**Your task:** Please substitute "capture" for "screenshot" in the items, starting at the beginning of the items and going on through the line with "466, 1054, 490]", and leave everything else unchanged.

**Data supplied:**
********************

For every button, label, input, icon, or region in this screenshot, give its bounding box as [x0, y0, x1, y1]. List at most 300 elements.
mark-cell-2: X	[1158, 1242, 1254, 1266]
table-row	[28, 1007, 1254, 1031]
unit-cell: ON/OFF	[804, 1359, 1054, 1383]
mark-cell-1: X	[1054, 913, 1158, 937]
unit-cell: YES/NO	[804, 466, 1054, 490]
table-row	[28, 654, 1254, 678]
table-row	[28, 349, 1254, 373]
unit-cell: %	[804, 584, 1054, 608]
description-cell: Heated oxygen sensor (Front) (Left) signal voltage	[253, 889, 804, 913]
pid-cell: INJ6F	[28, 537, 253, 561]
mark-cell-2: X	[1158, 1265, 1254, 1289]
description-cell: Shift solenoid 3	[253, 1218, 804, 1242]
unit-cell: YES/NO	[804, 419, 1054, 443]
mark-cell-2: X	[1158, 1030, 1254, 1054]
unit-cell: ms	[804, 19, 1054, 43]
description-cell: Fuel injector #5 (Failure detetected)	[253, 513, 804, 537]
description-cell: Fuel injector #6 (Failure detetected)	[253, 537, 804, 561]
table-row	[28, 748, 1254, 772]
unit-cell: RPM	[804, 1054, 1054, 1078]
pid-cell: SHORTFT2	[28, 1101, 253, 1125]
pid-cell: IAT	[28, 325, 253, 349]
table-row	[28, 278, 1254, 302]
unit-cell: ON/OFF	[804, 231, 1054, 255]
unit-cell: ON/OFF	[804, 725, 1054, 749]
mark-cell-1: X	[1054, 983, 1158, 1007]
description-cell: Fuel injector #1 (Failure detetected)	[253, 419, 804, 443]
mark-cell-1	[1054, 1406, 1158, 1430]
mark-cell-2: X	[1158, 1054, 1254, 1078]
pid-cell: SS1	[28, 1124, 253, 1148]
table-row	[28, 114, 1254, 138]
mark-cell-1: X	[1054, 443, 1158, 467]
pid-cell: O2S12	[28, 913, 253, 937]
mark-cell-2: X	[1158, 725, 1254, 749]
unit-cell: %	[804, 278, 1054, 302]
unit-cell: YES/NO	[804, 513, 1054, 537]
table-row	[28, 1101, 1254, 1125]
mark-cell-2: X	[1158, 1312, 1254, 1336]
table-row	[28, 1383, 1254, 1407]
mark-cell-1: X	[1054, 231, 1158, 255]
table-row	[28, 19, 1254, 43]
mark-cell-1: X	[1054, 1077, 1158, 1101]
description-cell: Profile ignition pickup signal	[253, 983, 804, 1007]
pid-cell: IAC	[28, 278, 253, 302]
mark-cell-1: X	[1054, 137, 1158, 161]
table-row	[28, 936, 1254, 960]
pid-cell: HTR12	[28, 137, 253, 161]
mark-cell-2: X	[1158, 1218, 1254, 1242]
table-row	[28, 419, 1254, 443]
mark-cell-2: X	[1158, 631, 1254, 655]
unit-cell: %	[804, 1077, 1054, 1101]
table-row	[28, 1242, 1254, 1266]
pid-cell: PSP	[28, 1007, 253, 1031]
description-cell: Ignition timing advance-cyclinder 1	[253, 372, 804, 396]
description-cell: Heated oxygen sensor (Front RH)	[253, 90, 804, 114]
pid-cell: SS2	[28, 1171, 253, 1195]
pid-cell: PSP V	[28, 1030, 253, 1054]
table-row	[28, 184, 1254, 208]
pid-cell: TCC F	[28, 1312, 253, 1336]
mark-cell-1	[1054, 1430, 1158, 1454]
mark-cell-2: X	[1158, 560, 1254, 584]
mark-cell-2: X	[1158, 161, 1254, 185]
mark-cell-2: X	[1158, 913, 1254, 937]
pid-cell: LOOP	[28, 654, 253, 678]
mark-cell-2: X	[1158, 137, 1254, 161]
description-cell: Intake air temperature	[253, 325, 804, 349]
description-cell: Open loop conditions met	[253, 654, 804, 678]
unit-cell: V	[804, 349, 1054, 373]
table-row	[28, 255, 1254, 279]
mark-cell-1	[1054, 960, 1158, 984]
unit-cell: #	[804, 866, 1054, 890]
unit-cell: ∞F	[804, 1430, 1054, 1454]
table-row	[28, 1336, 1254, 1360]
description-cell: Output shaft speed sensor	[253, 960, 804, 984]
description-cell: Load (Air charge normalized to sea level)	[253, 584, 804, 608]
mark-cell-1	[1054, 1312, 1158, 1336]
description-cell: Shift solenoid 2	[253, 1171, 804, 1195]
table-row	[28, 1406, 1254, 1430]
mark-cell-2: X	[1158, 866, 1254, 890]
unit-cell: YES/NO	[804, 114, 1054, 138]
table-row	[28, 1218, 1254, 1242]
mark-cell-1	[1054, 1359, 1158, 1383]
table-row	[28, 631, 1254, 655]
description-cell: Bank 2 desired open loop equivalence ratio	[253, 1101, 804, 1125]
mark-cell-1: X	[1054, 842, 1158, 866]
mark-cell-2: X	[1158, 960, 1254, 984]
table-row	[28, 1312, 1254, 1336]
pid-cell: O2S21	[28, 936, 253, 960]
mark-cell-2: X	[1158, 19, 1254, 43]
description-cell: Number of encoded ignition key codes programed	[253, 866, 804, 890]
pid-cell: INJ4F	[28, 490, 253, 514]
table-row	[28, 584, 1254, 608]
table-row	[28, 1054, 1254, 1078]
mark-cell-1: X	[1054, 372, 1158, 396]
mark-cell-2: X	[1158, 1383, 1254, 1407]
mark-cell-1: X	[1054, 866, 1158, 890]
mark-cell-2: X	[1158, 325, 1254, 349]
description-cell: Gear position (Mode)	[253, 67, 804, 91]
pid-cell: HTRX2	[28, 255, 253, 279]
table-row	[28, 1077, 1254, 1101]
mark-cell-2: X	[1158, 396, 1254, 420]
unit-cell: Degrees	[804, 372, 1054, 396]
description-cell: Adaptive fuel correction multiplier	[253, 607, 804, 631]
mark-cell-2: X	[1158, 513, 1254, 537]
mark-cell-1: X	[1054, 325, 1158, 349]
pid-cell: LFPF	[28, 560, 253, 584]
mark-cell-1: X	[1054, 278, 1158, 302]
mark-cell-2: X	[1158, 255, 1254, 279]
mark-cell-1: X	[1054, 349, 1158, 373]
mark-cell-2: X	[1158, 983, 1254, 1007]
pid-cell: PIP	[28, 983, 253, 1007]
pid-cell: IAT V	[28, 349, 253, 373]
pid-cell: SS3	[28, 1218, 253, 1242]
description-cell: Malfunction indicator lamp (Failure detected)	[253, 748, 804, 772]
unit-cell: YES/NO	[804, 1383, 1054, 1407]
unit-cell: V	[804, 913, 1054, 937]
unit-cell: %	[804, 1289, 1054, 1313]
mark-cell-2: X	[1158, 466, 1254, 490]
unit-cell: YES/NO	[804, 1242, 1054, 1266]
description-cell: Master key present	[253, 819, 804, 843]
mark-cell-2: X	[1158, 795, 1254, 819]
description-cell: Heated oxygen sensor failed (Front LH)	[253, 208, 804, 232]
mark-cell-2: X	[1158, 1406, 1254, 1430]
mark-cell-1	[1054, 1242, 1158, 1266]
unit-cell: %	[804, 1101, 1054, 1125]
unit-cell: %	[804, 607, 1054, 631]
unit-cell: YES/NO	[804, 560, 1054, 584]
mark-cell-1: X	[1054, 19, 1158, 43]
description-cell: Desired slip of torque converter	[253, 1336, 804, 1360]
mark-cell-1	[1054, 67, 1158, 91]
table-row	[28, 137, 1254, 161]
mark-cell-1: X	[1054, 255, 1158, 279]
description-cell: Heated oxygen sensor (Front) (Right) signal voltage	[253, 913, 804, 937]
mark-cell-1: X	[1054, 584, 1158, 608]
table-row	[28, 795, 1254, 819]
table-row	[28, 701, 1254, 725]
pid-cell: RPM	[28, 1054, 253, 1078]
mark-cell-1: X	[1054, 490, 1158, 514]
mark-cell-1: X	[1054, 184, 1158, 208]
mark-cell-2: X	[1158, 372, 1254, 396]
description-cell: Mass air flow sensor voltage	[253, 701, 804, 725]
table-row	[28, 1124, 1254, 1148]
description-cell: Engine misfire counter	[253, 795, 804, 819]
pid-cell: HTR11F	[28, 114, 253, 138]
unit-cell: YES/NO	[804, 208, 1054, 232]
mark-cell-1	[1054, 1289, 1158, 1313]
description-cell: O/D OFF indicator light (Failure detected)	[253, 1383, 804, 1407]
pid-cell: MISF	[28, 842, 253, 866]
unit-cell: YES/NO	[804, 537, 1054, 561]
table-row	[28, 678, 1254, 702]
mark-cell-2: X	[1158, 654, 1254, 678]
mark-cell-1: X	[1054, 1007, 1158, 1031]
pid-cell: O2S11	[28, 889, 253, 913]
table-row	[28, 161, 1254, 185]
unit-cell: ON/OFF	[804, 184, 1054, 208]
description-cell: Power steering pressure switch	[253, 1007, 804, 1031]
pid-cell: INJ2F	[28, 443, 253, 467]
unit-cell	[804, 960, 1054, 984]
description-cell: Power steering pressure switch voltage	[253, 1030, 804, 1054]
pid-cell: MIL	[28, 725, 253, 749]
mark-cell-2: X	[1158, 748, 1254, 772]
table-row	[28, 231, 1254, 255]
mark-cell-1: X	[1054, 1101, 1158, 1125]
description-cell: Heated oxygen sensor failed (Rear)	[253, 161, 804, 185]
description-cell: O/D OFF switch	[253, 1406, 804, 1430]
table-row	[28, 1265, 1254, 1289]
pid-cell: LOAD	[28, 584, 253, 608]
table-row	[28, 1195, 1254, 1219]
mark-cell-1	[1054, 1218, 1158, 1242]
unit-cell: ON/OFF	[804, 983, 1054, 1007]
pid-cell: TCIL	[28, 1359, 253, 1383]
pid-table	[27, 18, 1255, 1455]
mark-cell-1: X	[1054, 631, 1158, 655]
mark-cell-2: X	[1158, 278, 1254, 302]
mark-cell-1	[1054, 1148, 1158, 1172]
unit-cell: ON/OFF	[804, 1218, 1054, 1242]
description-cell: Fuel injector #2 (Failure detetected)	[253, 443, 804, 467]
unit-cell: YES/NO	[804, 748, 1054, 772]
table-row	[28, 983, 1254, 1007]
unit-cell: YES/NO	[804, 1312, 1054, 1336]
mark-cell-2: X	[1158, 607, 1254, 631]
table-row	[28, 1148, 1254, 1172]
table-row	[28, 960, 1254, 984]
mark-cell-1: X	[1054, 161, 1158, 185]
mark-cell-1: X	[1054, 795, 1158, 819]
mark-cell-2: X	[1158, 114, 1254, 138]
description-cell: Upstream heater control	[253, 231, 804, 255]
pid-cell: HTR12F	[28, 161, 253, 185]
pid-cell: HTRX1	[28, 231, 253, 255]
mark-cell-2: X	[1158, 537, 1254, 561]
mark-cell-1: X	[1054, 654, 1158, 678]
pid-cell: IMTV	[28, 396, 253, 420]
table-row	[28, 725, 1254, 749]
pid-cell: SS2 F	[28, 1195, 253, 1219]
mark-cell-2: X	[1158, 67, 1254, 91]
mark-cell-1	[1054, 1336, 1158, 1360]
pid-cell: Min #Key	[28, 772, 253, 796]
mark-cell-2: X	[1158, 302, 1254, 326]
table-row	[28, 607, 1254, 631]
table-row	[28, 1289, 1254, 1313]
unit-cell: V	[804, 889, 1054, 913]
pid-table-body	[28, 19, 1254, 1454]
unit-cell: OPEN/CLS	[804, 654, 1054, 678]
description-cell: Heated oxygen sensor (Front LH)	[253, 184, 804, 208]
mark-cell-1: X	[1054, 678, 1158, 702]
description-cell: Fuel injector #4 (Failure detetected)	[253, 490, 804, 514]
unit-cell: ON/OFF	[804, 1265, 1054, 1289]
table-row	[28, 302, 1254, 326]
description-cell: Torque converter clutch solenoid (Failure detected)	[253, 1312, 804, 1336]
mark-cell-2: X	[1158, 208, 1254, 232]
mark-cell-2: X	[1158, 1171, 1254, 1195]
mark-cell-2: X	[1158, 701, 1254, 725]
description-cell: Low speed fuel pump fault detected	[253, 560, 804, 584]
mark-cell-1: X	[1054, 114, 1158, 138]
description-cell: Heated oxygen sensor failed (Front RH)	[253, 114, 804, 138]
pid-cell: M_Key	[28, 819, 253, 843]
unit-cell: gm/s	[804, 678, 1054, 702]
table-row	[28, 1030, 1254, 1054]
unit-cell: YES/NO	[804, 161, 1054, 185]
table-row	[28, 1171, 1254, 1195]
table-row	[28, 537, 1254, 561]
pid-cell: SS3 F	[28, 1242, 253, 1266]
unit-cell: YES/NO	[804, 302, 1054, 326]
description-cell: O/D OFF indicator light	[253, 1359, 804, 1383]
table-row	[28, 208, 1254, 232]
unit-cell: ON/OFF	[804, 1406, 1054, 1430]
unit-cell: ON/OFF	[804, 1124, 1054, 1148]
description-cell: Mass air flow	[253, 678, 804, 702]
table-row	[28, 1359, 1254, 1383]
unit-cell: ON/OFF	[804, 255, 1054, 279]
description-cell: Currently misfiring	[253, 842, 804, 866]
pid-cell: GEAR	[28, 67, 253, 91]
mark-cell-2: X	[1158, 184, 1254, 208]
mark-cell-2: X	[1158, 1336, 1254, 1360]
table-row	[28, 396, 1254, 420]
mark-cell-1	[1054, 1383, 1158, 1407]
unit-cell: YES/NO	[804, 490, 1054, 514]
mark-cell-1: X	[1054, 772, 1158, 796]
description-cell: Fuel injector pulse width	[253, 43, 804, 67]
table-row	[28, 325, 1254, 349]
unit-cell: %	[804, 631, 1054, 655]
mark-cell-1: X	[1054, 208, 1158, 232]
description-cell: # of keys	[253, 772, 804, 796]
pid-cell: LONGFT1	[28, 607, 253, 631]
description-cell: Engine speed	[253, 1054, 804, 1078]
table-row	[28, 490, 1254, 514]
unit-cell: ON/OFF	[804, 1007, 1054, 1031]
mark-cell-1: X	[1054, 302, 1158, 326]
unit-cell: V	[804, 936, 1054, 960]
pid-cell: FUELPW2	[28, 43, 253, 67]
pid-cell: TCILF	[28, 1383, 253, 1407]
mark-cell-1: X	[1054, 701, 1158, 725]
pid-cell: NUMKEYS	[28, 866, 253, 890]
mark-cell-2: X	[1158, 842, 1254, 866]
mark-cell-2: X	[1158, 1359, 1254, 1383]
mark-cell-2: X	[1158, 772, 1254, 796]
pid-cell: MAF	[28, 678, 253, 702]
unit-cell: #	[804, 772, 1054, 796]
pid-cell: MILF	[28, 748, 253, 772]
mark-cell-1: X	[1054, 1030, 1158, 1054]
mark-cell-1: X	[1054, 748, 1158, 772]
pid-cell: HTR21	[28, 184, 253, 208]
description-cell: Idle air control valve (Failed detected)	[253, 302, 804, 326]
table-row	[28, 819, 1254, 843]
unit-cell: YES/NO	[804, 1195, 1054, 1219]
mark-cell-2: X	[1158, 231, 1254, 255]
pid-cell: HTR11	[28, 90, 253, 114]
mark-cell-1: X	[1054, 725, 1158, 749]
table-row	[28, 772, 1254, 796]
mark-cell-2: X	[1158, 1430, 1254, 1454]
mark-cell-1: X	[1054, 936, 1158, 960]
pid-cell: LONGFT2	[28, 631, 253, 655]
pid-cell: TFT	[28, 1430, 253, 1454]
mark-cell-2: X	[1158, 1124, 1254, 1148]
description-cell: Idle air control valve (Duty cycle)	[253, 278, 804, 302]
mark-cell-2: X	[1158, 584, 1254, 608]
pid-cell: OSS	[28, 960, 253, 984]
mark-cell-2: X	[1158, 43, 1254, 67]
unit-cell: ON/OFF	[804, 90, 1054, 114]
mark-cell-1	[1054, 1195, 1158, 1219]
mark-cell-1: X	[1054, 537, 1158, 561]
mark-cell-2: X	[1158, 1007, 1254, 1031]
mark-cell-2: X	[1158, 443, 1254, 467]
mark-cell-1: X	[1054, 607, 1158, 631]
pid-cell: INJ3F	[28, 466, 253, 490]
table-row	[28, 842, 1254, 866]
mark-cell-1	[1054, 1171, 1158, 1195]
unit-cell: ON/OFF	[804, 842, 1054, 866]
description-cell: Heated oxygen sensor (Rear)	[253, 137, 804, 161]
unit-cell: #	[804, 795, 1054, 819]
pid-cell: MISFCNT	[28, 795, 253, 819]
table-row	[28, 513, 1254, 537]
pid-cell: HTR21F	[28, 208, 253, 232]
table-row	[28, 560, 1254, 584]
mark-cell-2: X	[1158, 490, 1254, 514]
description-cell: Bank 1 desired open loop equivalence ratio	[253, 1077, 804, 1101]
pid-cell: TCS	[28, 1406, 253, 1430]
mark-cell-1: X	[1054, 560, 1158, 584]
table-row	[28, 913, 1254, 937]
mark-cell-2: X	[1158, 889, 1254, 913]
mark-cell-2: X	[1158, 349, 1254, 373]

********************

**Response for this exercise:**
For every button, label, input, icon, or region in this capture, give its bounding box as [x0, y0, x1, y1]. List at most 300 elements.
mark-cell-2: X	[1158, 1242, 1254, 1266]
table-row	[28, 1007, 1254, 1031]
unit-cell: ON/OFF	[804, 1359, 1054, 1383]
mark-cell-1: X	[1054, 913, 1158, 937]
unit-cell: YES/NO	[804, 466, 1054, 490]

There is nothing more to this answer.